(Extracted data entries)
******
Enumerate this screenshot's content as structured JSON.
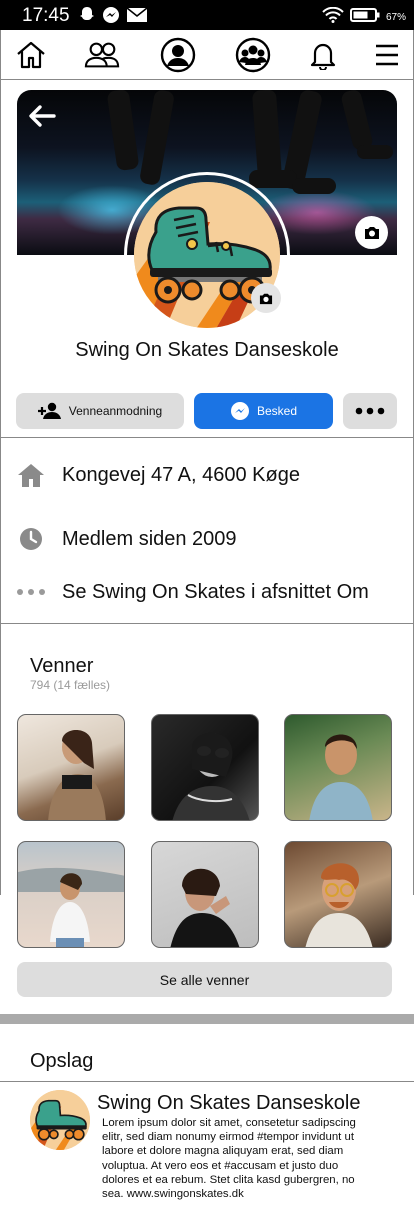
{
  "status_bar": {
    "time": "17:45",
    "battery": "67%",
    "icons": [
      "snapchat-icon",
      "messenger-icon",
      "mail-icon",
      "wifi-icon",
      "battery-icon"
    ]
  },
  "nav": {
    "items": [
      "home-icon",
      "friends-icon",
      "profile-icon",
      "groups-icon",
      "bell-icon",
      "menu-icon"
    ]
  },
  "profile": {
    "name": "Swing On Skates Danseskole",
    "friend_button": "Venneanmodning",
    "message_button": "Besked",
    "more_button": "•••"
  },
  "info": {
    "address": "Kongevej 47 A, 4600 Køge",
    "member_since": "Medlem siden 2009",
    "about_link": "Se Swing On Skates i afsnittet Om"
  },
  "friends": {
    "title": "Venner",
    "subtitle": "794 (14 fælles)",
    "see_all": "Se alle venner"
  },
  "posts": {
    "title": "Opslag",
    "author": "Swing On Skates Danseskole",
    "body": "Lorem ipsum dolor sit amet, consetetur sadipscing elitr, sed diam nonumy eirmod #tempor invidunt ut labore et dolore magna aliquyam erat, sed diam voluptua. At vero eos et #accusam et justo duo dolores et ea rebum. Stet clita kasd gubergren, no sea. www.swingonskates.dk"
  },
  "colors": {
    "accent": "#1b74e4",
    "button_grey": "#dddddd",
    "divider": "#888888"
  }
}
******
### Job
Reproduce all the records verbatim, excluding images.

### Exercise result
Enumerate this screenshot's content as structured JSON.
{
  "status_bar": {
    "time": "17:45",
    "battery": "67%",
    "icons": [
      "snapchat-icon",
      "messenger-icon",
      "mail-icon",
      "wifi-icon",
      "battery-icon"
    ]
  },
  "nav": {
    "items": [
      "home-icon",
      "friends-icon",
      "profile-icon",
      "groups-icon",
      "bell-icon",
      "menu-icon"
    ]
  },
  "profile": {
    "name": "Swing On Skates Danseskole",
    "friend_button": "Venneanmodning",
    "message_button": "Besked",
    "more_button": "•••"
  },
  "info": {
    "address": "Kongevej 47 A, 4600 Køge",
    "member_since": "Medlem siden 2009",
    "about_link": "Se Swing On Skates i afsnittet Om"
  },
  "friends": {
    "title": "Venner",
    "subtitle": "794 (14 fælles)",
    "see_all": "Se alle venner"
  },
  "posts": {
    "title": "Opslag",
    "author": "Swing On Skates Danseskole",
    "body": "Lorem ipsum dolor sit amet, consetetur sadipscing elitr, sed diam nonumy eirmod #tempor invidunt ut labore et dolore magna aliquyam erat, sed diam voluptua. At vero eos et #accusam et justo duo dolores et ea rebum. Stet clita kasd gubergren, no sea. www.swingonskates.dk"
  },
  "colors": {
    "accent": "#1b74e4",
    "button_grey": "#dddddd",
    "divider": "#888888"
  }
}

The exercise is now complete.